Task to carry out — The records are to be restated in their entirety, word for word.

Input records —
..........

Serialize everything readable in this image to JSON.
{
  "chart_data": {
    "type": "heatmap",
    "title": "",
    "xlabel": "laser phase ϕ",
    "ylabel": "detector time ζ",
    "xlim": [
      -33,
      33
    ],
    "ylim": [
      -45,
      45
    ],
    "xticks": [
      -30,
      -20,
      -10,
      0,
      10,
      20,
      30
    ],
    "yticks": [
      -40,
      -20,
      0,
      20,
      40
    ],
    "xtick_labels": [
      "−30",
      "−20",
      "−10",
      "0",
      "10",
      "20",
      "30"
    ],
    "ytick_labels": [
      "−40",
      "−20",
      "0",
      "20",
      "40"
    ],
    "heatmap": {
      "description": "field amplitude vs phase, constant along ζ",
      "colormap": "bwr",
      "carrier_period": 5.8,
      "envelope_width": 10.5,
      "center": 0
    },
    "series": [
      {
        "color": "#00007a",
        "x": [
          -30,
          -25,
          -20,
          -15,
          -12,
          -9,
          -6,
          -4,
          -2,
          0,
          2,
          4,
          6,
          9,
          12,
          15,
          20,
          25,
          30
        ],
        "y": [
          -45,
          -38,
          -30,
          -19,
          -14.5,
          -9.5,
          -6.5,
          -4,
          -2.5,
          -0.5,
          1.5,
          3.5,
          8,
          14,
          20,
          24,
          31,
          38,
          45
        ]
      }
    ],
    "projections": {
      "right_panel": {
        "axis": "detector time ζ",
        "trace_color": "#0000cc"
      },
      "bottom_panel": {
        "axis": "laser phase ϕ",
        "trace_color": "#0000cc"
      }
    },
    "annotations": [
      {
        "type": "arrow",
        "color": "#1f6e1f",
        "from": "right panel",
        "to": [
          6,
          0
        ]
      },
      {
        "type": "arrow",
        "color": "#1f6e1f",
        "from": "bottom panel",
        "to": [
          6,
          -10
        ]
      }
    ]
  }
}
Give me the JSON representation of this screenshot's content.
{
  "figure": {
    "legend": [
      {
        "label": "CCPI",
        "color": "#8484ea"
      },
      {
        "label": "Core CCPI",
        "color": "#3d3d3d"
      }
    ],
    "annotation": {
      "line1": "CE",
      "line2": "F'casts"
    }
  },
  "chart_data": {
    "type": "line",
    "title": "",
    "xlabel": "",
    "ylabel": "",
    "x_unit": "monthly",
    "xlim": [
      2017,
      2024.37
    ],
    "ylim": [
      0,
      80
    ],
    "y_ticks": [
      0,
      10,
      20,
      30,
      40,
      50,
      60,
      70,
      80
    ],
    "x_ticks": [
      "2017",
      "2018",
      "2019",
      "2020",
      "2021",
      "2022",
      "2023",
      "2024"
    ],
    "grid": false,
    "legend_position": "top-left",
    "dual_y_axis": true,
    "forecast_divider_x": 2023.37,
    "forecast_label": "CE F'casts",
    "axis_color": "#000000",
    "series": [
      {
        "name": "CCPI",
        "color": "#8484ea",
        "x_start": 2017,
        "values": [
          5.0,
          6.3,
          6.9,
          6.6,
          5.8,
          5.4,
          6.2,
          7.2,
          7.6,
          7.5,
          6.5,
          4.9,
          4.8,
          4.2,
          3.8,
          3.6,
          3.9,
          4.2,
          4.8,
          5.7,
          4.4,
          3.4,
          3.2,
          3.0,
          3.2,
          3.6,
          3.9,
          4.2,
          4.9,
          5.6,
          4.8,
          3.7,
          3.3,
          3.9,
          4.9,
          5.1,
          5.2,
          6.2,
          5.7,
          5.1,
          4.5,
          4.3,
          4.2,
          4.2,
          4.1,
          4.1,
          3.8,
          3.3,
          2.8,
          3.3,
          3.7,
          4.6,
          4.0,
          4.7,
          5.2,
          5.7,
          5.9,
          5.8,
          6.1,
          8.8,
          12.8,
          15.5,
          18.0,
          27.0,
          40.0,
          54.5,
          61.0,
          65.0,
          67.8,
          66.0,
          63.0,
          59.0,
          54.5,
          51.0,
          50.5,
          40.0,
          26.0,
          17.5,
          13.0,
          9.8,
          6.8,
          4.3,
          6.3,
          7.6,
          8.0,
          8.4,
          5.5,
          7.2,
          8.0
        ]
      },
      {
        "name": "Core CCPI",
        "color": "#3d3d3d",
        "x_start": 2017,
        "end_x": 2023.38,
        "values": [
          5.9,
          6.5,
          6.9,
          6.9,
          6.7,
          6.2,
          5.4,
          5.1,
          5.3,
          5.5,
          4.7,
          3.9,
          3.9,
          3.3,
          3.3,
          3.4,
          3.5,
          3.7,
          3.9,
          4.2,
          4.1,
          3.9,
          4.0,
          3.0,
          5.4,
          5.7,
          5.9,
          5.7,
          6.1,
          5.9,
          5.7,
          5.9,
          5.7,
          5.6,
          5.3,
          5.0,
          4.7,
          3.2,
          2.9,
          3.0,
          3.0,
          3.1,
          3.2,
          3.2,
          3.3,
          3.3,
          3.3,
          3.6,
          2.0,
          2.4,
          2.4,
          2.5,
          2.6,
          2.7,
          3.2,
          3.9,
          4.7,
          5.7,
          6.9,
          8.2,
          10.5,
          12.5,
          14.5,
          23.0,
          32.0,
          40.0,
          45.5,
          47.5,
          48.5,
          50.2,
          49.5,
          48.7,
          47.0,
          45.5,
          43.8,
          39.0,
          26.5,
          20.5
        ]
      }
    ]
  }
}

..........

Exercise result —
Serialize everything readable in this image to JSON.
{
  "chart_data": {
    "type": "heatmap",
    "title": "",
    "xlabel": "laser phase ϕ",
    "ylabel": "detector time ζ",
    "xlim": [
      -33,
      33
    ],
    "ylim": [
      -45,
      45
    ],
    "xticks": [
      -30,
      -20,
      -10,
      0,
      10,
      20,
      30
    ],
    "yticks": [
      -40,
      -20,
      0,
      20,
      40
    ],
    "xtick_labels": [
      "−30",
      "−20",
      "−10",
      "0",
      "10",
      "20",
      "30"
    ],
    "ytick_labels": [
      "−40",
      "−20",
      "0",
      "20",
      "40"
    ],
    "heatmap": {
      "description": "field amplitude vs phase, constant along ζ",
      "colormap": "bwr",
      "carrier_period": 5.8,
      "envelope_width": 10.5,
      "center": 0
    },
    "series": [
      {
        "color": "#00007a",
        "x": [
          -30,
          -25,
          -20,
          -15,
          -12,
          -9,
          -6,
          -4,
          -2,
          0,
          2,
          4,
          6,
          9,
          12,
          15,
          20,
          25,
          30
        ],
        "y": [
          -45,
          -38,
          -30,
          -19,
          -14.5,
          -9.5,
          -6.5,
          -4,
          -2.5,
          -0.5,
          1.5,
          3.5,
          8,
          14,
          20,
          24,
          31,
          38,
          45
        ]
      }
    ],
    "projections": {
      "right_panel": {
        "axis": "detector time ζ",
        "trace_color": "#0000cc"
      },
      "bottom_panel": {
        "axis": "laser phase ϕ",
        "trace_color": "#0000cc"
      }
    },
    "annotations": [
      {
        "type": "arrow",
        "color": "#1f6e1f",
        "from": "right panel",
        "to": [
          6,
          0
        ]
      },
      {
        "type": "arrow",
        "color": "#1f6e1f",
        "from": "bottom panel",
        "to": [
          6,
          -10
        ]
      }
    ]
  }
}
Give me the JSON representation of this screenshot's content.
{
  "figure": {
    "legend": [
      {
        "label": "CCPI",
        "color": "#8484ea"
      },
      {
        "label": "Core CCPI",
        "color": "#3d3d3d"
      }
    ],
    "annotation": {
      "line1": "CE",
      "line2": "F'casts"
    }
  },
  "chart_data": {
    "type": "line",
    "title": "",
    "xlabel": "",
    "ylabel": "",
    "x_unit": "monthly",
    "xlim": [
      2017,
      2024.37
    ],
    "ylim": [
      0,
      80
    ],
    "y_ticks": [
      0,
      10,
      20,
      30,
      40,
      50,
      60,
      70,
      80
    ],
    "x_ticks": [
      "2017",
      "2018",
      "2019",
      "2020",
      "2021",
      "2022",
      "2023",
      "2024"
    ],
    "grid": false,
    "legend_position": "top-left",
    "dual_y_axis": true,
    "forecast_divider_x": 2023.37,
    "forecast_label": "CE F'casts",
    "axis_color": "#000000",
    "series": [
      {
        "name": "CCPI",
        "color": "#8484ea",
        "x_start": 2017,
        "values": [
          5.0,
          6.3,
          6.9,
          6.6,
          5.8,
          5.4,
          6.2,
          7.2,
          7.6,
          7.5,
          6.5,
          4.9,
          4.8,
          4.2,
          3.8,
          3.6,
          3.9,
          4.2,
          4.8,
          5.7,
          4.4,
          3.4,
          3.2,
          3.0,
          3.2,
          3.6,
          3.9,
          4.2,
          4.9,
          5.6,
          4.8,
          3.7,
          3.3,
          3.9,
          4.9,
          5.1,
          5.2,
          6.2,
          5.7,
          5.1,
          4.5,
          4.3,
          4.2,
          4.2,
          4.1,
          4.1,
          3.8,
          3.3,
          2.8,
          3.3,
          3.7,
          4.6,
          4.0,
          4.7,
          5.2,
          5.7,
          5.9,
          5.8,
          6.1,
          8.8,
          12.8,
          15.5,
          18.0,
          27.0,
          40.0,
          54.5,
          61.0,
          65.0,
          67.8,
          66.0,
          63.0,
          59.0,
          54.5,
          51.0,
          50.5,
          40.0,
          26.0,
          17.5,
          13.0,
          9.8,
          6.8,
          4.3,
          6.3,
          7.6,
          8.0,
          8.4,
          5.5,
          7.2,
          8.0
        ]
      },
      {
        "name": "Core CCPI",
        "color": "#3d3d3d",
        "x_start": 2017,
        "end_x": 2023.38,
        "values": [
          5.9,
          6.5,
          6.9,
          6.9,
          6.7,
          6.2,
          5.4,
          5.1,
          5.3,
          5.5,
          4.7,
          3.9,
          3.9,
          3.3,
          3.3,
          3.4,
          3.5,
          3.7,
          3.9,
          4.2,
          4.1,
          3.9,
          4.0,
          3.0,
          5.4,
          5.7,
          5.9,
          5.7,
          6.1,
          5.9,
          5.7,
          5.9,
          5.7,
          5.6,
          5.3,
          5.0,
          4.7,
          3.2,
          2.9,
          3.0,
          3.0,
          3.1,
          3.2,
          3.2,
          3.3,
          3.3,
          3.3,
          3.6,
          2.0,
          2.4,
          2.4,
          2.5,
          2.6,
          2.7,
          3.2,
          3.9,
          4.7,
          5.7,
          6.9,
          8.2,
          10.5,
          12.5,
          14.5,
          23.0,
          32.0,
          40.0,
          45.5,
          47.5,
          48.5,
          50.2,
          49.5,
          48.7,
          47.0,
          45.5,
          43.8,
          39.0,
          26.5,
          20.5
        ]
      }
    ]
  }
}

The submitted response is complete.